Challenge:
Output every line of the data exactly as it appears.

Information provided:
....................
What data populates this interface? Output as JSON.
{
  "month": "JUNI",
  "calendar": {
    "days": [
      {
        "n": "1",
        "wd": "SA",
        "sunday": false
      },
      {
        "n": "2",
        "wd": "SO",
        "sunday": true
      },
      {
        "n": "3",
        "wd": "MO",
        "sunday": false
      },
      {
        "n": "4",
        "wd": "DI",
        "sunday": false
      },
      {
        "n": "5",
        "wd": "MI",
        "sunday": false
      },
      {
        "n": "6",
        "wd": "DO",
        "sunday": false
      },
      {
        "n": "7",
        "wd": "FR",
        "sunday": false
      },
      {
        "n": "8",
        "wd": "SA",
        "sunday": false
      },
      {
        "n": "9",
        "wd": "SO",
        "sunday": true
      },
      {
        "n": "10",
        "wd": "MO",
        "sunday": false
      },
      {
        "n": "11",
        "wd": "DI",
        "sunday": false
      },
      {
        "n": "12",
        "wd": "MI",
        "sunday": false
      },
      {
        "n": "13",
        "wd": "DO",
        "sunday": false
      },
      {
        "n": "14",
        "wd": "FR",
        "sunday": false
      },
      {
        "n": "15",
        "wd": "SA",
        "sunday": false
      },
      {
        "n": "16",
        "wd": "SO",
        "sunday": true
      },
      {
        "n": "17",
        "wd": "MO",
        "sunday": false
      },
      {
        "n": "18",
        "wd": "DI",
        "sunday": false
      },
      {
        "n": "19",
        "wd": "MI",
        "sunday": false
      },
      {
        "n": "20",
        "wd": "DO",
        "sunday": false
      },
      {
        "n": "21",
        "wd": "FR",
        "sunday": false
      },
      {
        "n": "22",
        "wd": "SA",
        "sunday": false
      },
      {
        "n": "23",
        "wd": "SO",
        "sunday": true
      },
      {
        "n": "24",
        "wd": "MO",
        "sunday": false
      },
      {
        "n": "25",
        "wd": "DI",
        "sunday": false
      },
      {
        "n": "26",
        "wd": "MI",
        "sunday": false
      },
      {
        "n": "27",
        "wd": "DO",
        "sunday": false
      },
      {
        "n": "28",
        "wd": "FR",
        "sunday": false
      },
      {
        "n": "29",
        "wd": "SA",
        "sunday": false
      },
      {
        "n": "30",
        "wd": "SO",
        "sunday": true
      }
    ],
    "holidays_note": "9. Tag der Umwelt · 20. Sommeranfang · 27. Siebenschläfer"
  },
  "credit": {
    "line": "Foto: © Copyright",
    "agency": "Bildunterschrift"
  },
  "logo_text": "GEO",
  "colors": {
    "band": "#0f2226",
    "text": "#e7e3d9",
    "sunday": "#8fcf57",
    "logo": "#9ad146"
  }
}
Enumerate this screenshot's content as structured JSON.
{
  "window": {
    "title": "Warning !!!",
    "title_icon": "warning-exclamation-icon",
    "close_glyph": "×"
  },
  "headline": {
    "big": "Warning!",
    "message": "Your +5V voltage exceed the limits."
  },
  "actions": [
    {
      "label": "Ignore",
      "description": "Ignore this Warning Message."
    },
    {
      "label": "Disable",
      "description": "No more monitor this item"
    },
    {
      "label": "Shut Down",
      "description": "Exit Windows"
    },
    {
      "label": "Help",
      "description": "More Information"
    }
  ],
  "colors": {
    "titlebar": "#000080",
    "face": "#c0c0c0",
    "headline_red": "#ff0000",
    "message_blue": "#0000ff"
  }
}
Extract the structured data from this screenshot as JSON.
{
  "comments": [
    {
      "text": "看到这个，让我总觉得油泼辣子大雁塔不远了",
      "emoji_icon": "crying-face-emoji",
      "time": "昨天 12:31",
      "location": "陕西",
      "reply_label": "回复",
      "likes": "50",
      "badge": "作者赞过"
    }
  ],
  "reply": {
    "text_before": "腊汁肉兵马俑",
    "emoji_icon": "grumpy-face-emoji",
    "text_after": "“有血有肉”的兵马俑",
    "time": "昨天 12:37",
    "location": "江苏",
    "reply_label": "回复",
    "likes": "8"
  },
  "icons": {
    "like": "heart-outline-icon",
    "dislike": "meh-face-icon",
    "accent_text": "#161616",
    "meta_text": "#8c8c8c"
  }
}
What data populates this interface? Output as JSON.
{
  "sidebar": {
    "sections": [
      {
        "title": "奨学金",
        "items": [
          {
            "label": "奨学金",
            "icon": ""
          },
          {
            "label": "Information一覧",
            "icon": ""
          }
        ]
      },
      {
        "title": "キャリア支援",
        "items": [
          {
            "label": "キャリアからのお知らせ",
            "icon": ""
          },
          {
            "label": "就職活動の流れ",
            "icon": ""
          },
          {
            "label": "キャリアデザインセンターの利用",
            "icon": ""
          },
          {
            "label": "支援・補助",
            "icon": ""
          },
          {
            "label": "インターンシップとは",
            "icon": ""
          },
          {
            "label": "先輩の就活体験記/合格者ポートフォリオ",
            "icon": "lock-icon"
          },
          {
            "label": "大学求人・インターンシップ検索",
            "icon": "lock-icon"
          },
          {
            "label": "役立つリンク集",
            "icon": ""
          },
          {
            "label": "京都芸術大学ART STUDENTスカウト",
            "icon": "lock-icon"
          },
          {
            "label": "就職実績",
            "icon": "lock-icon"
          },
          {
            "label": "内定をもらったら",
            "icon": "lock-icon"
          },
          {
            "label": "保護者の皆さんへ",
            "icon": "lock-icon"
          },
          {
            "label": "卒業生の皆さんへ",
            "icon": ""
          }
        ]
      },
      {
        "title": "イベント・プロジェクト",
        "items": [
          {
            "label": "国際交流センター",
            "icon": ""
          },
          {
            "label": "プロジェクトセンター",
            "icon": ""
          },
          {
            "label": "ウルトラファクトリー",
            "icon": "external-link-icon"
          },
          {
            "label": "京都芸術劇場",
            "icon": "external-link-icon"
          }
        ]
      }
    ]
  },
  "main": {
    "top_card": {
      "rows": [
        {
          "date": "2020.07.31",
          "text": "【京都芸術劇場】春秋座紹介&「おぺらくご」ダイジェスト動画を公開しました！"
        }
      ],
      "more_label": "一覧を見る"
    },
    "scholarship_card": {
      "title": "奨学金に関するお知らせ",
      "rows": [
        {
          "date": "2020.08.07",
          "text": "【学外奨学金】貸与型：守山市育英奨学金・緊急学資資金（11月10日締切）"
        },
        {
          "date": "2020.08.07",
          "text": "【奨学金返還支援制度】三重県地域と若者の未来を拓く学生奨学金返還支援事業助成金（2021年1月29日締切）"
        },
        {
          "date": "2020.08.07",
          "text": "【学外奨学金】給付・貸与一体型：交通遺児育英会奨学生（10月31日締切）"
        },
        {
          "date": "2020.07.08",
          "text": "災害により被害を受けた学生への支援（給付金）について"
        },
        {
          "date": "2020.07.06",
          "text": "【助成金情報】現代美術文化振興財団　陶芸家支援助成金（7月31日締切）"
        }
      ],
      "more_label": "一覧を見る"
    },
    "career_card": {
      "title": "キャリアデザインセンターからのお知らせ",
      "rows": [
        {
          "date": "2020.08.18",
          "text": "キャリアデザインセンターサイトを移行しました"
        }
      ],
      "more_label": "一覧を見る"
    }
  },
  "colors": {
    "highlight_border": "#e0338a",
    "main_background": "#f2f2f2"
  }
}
....................
Solution to this problem:
What data populates this interface? Output as JSON.
{
  "month": "JUNI",
  "calendar": {
    "days": [
      {
        "n": "1",
        "wd": "SA",
        "sunday": false
      },
      {
        "n": "2",
        "wd": "SO",
        "sunday": true
      },
      {
        "n": "3",
        "wd": "MO",
        "sunday": false
      },
      {
        "n": "4",
        "wd": "DI",
        "sunday": false
      },
      {
        "n": "5",
        "wd": "MI",
        "sunday": false
      },
      {
        "n": "6",
        "wd": "DO",
        "sunday": false
      },
      {
        "n": "7",
        "wd": "FR",
        "sunday": false
      },
      {
        "n": "8",
        "wd": "SA",
        "sunday": false
      },
      {
        "n": "9",
        "wd": "SO",
        "sunday": true
      },
      {
        "n": "10",
        "wd": "MO",
        "sunday": false
      },
      {
        "n": "11",
        "wd": "DI",
        "sunday": false
      },
      {
        "n": "12",
        "wd": "MI",
        "sunday": false
      },
      {
        "n": "13",
        "wd": "DO",
        "sunday": false
      },
      {
        "n": "14",
        "wd": "FR",
        "sunday": false
      },
      {
        "n": "15",
        "wd": "SA",
        "sunday": false
      },
      {
        "n": "16",
        "wd": "SO",
        "sunday": true
      },
      {
        "n": "17",
        "wd": "MO",
        "sunday": false
      },
      {
        "n": "18",
        "wd": "DI",
        "sunday": false
      },
      {
        "n": "19",
        "wd": "MI",
        "sunday": false
      },
      {
        "n": "20",
        "wd": "DO",
        "sunday": false
      },
      {
        "n": "21",
        "wd": "FR",
        "sunday": false
      },
      {
        "n": "22",
        "wd": "SA",
        "sunday": false
      },
      {
        "n": "23",
        "wd": "SO",
        "sunday": true
      },
      {
        "n": "24",
        "wd": "MO",
        "sunday": false
      },
      {
        "n": "25",
        "wd": "DI",
        "sunday": false
      },
      {
        "n": "26",
        "wd": "MI",
        "sunday": false
      },
      {
        "n": "27",
        "wd": "DO",
        "sunday": false
      },
      {
        "n": "28",
        "wd": "FR",
        "sunday": false
      },
      {
        "n": "29",
        "wd": "SA",
        "sunday": false
      },
      {
        "n": "30",
        "wd": "SO",
        "sunday": true
      }
    ],
    "holidays_note": "9. Tag der Umwelt · 20. Sommeranfang · 27. Siebenschläfer"
  },
  "credit": {
    "line": "Foto: © Copyright",
    "agency": "Bildunterschrift"
  },
  "logo_text": "GEO",
  "colors": {
    "band": "#0f2226",
    "text": "#e7e3d9",
    "sunday": "#8fcf57",
    "logo": "#9ad146"
  }
}
Enumerate this screenshot's content as structured JSON.
{
  "window": {
    "title": "Warning !!!",
    "title_icon": "warning-exclamation-icon",
    "close_glyph": "×"
  },
  "headline": {
    "big": "Warning!",
    "message": "Your +5V voltage exceed the limits."
  },
  "actions": [
    {
      "label": "Ignore",
      "description": "Ignore this Warning Message."
    },
    {
      "label": "Disable",
      "description": "No more monitor this item"
    },
    {
      "label": "Shut Down",
      "description": "Exit Windows"
    },
    {
      "label": "Help",
      "description": "More Information"
    }
  ],
  "colors": {
    "titlebar": "#000080",
    "face": "#c0c0c0",
    "headline_red": "#ff0000",
    "message_blue": "#0000ff"
  }
}
Extract the structured data from this screenshot as JSON.
{
  "comments": [
    {
      "text": "看到这个，让我总觉得油泼辣子大雁塔不远了",
      "emoji_icon": "crying-face-emoji",
      "time": "昨天 12:31",
      "location": "陕西",
      "reply_label": "回复",
      "likes": "50",
      "badge": "作者赞过"
    }
  ],
  "reply": {
    "text_before": "腊汁肉兵马俑",
    "emoji_icon": "grumpy-face-emoji",
    "text_after": "“有血有肉”的兵马俑",
    "time": "昨天 12:37",
    "location": "江苏",
    "reply_label": "回复",
    "likes": "8"
  },
  "icons": {
    "like": "heart-outline-icon",
    "dislike": "meh-face-icon",
    "accent_text": "#161616",
    "meta_text": "#8c8c8c"
  }
}
What data populates this interface? Output as JSON.
{
  "sidebar": {
    "sections": [
      {
        "title": "奨学金",
        "items": [
          {
            "label": "奨学金",
            "icon": ""
          },
          {
            "label": "Information一覧",
            "icon": ""
          }
        ]
      },
      {
        "title": "キャリア支援",
        "items": [
          {
            "label": "キャリアからのお知らせ",
            "icon": ""
          },
          {
            "label": "就職活動の流れ",
            "icon": ""
          },
          {
            "label": "キャリアデザインセンターの利用",
            "icon": ""
          },
          {
            "label": "支援・補助",
            "icon": ""
          },
          {
            "label": "インターンシップとは",
            "icon": ""
          },
          {
            "label": "先輩の就活体験記/合格者ポートフォリオ",
            "icon": "lock-icon"
          },
          {
            "label": "大学求人・インターンシップ検索",
            "icon": "lock-icon"
          },
          {
            "label": "役立つリンク集",
            "icon": ""
          },
          {
            "label": "京都芸術大学ART STUDENTスカウト",
            "icon": "lock-icon"
          },
          {
            "label": "就職実績",
            "icon": "lock-icon"
          },
          {
            "label": "内定をもらったら",
            "icon": "lock-icon"
          },
          {
            "label": "保護者の皆さんへ",
            "icon": "lock-icon"
          },
          {
            "label": "卒業生の皆さんへ",
            "icon": ""
          }
        ]
      },
      {
        "title": "イベント・プロジェクト",
        "items": [
          {
            "label": "国際交流センター",
            "icon": ""
          },
          {
            "label": "プロジェクトセンター",
            "icon": ""
          },
          {
            "label": "ウルトラファクトリー",
            "icon": "external-link-icon"
          },
          {
            "label": "京都芸術劇場",
            "icon": "external-link-icon"
          }
        ]
      }
    ]
  },
  "main": {
    "top_card": {
      "rows": [
        {
          "date": "2020.07.31",
          "text": "【京都芸術劇場】春秋座紹介&「おぺらくご」ダイジェスト動画を公開しました！"
        }
      ],
      "more_label": "一覧を見る"
    },
    "scholarship_card": {
      "title": "奨学金に関するお知らせ",
      "rows": [
        {
          "date": "2020.08.07",
          "text": "【学外奨学金】貸与型：守山市育英奨学金・緊急学資資金（11月10日締切）"
        },
        {
          "date": "2020.08.07",
          "text": "【奨学金返還支援制度】三重県地域と若者の未来を拓く学生奨学金返還支援事業助成金（2021年1月29日締切）"
        },
        {
          "date": "2020.08.07",
          "text": "【学外奨学金】給付・貸与一体型：交通遺児育英会奨学生（10月31日締切）"
        },
        {
          "date": "2020.07.08",
          "text": "災害により被害を受けた学生への支援（給付金）について"
        },
        {
          "date": "2020.07.06",
          "text": "【助成金情報】現代美術文化振興財団　陶芸家支援助成金（7月31日締切）"
        }
      ],
      "more_label": "一覧を見る"
    },
    "career_card": {
      "title": "キャリアデザインセンターからのお知らせ",
      "rows": [
        {
          "date": "2020.08.18",
          "text": "キャリアデザインセンターサイトを移行しました"
        }
      ],
      "more_label": "一覧を見る"
    }
  },
  "colors": {
    "highlight_border": "#e0338a",
    "main_background": "#f2f2f2"
  }
}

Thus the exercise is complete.